START Exercise materials
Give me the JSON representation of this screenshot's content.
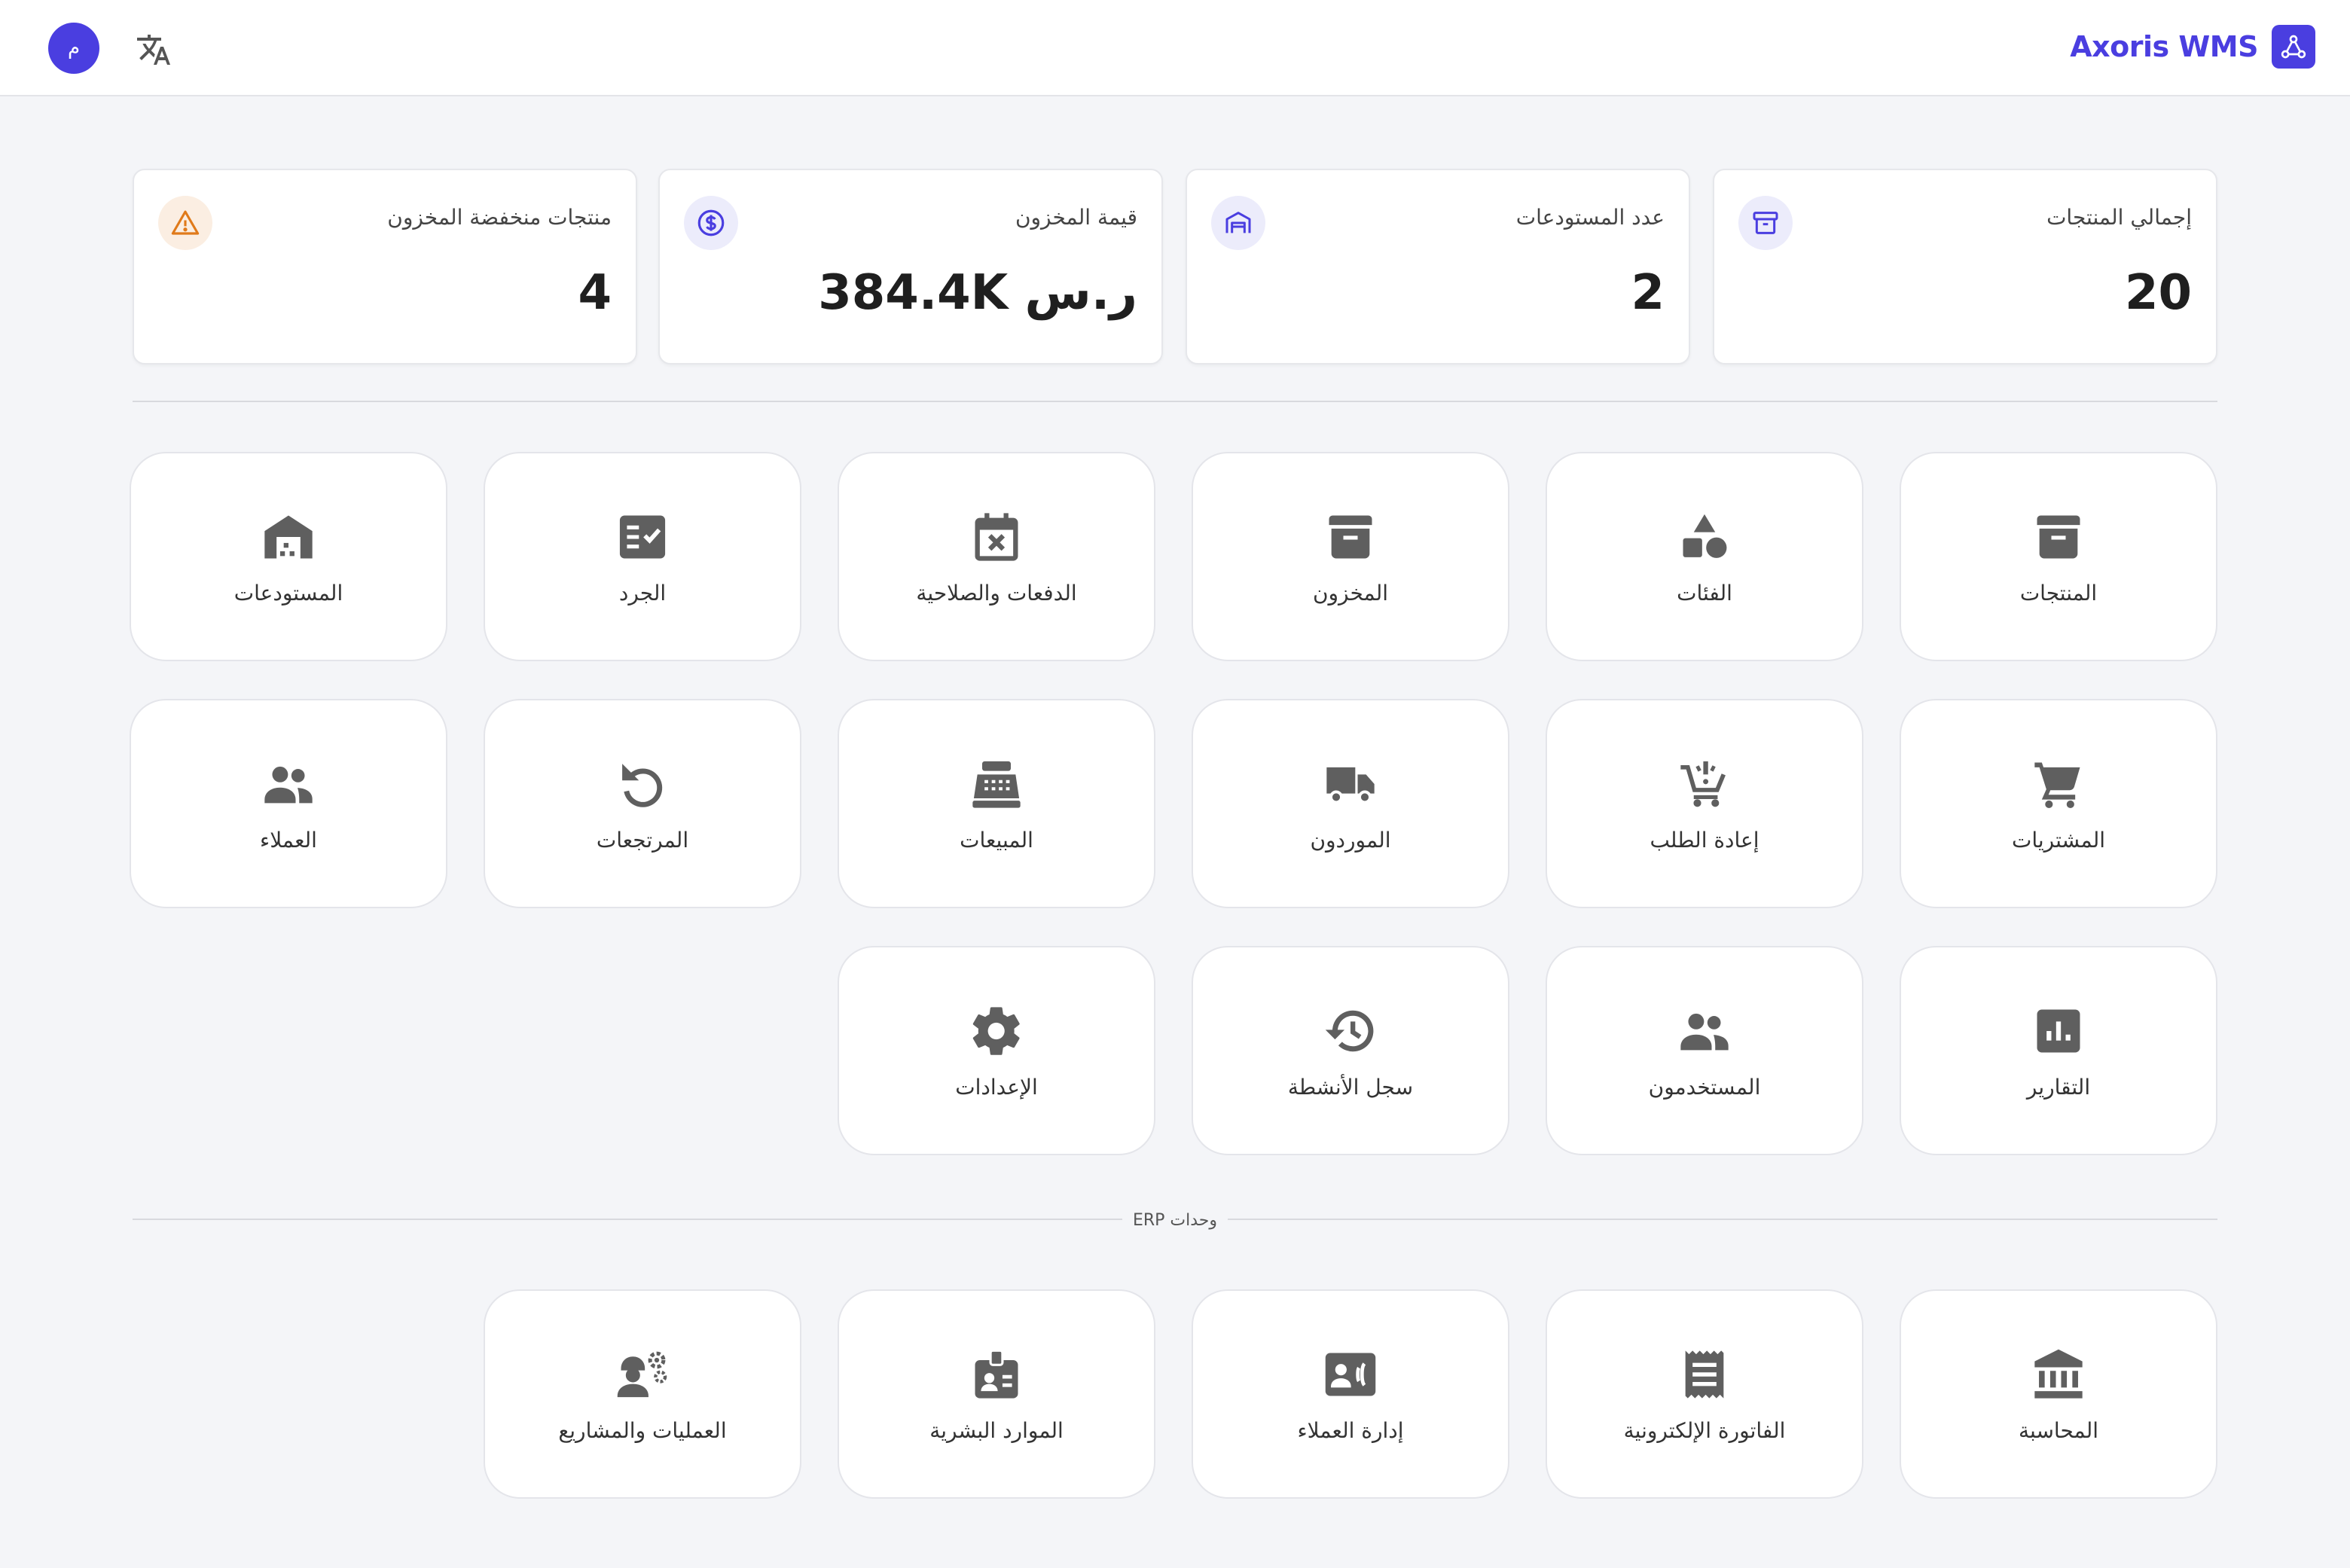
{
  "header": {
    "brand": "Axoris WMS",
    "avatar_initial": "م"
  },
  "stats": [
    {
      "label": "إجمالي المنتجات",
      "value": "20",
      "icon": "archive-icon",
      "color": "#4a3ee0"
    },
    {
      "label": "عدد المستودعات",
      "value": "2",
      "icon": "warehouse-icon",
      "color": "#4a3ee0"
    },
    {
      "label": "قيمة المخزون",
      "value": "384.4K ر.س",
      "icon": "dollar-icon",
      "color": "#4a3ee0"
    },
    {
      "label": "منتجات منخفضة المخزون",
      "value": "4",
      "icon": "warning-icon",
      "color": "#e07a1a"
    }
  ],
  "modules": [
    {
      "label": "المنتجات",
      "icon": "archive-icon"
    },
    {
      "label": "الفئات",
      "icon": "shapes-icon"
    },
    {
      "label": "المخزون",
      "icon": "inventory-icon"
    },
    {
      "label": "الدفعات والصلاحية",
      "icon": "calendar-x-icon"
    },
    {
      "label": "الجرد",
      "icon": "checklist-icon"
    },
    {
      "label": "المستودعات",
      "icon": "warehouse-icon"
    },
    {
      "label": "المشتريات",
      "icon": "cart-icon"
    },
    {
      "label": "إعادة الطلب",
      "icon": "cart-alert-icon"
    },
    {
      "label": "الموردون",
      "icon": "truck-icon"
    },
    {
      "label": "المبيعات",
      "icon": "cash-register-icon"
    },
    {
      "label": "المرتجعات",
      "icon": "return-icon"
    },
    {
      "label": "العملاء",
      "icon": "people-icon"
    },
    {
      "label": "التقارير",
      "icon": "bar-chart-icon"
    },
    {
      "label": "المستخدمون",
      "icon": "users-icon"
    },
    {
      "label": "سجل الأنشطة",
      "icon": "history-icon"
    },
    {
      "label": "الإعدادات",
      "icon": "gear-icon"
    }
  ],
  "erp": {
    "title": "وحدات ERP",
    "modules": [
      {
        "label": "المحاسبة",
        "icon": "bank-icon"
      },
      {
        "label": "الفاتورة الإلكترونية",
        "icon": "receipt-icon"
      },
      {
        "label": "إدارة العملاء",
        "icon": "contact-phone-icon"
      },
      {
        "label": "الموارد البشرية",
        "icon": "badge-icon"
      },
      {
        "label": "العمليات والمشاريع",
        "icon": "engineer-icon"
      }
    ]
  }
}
END Exercise materials
START Exercise materials
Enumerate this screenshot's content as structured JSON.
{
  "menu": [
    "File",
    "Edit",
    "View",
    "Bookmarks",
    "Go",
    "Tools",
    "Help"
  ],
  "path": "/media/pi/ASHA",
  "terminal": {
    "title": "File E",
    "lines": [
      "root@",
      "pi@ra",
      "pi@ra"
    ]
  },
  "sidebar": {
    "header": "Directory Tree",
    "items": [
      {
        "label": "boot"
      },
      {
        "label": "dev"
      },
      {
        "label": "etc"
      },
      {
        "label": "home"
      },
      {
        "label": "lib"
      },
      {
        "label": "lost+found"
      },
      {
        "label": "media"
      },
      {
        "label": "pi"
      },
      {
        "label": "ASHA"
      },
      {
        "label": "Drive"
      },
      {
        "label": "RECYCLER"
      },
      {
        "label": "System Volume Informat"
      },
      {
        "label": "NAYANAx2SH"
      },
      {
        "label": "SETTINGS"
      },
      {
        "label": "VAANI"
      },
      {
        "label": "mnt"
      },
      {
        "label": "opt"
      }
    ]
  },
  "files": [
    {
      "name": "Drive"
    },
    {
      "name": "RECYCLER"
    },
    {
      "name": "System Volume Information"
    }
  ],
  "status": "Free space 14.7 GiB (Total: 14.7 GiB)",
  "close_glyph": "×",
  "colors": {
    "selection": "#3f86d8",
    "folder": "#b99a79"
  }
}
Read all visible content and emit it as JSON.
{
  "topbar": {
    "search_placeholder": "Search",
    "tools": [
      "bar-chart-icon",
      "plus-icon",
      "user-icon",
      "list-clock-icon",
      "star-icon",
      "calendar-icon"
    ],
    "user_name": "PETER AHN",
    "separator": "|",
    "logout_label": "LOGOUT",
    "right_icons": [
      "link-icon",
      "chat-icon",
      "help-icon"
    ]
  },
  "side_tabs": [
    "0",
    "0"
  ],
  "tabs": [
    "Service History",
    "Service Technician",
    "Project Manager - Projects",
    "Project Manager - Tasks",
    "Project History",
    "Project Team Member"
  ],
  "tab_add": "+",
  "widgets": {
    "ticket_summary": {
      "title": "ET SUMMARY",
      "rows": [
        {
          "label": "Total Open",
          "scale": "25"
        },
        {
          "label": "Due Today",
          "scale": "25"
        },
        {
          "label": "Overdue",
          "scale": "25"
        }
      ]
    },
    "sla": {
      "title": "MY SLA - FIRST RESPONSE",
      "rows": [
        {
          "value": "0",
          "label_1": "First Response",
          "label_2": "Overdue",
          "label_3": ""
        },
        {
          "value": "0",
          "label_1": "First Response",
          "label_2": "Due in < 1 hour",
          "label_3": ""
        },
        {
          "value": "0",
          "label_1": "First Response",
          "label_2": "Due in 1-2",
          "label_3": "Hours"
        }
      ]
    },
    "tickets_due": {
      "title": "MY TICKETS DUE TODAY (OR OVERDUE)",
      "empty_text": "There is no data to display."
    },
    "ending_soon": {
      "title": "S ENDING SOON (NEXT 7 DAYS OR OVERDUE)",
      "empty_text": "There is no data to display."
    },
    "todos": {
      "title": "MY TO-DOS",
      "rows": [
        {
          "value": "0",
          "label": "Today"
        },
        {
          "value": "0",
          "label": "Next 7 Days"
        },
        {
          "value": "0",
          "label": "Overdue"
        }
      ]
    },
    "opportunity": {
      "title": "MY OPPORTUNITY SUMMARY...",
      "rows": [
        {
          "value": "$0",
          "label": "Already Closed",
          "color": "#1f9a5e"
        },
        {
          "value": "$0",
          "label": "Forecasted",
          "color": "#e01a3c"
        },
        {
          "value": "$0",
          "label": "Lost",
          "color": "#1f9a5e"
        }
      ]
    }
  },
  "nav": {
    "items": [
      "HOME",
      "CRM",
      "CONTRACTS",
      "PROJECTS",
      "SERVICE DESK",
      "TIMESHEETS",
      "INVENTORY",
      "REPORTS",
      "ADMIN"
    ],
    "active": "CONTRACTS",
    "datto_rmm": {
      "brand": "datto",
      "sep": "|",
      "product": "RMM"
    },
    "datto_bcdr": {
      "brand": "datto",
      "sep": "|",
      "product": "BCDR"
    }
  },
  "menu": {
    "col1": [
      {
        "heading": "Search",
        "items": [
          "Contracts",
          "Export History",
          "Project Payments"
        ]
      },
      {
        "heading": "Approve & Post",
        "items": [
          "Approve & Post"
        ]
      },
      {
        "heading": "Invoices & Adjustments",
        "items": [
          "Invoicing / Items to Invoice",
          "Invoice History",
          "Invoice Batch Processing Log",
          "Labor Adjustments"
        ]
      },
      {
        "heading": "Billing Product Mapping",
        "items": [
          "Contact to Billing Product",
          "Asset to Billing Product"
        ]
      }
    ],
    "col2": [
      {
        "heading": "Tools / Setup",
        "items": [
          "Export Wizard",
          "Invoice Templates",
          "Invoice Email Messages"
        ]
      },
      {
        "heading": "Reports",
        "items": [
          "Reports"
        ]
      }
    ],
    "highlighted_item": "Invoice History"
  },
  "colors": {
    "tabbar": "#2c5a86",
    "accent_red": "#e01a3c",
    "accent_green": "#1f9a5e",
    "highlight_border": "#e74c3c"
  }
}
END Exercise materials
**Challenge:** Search the entries for the word "Manager" and copy every line that has it.

**Solution to the exercise:**
    "Project Manager - Projects",
    "Project Manager - Tasks",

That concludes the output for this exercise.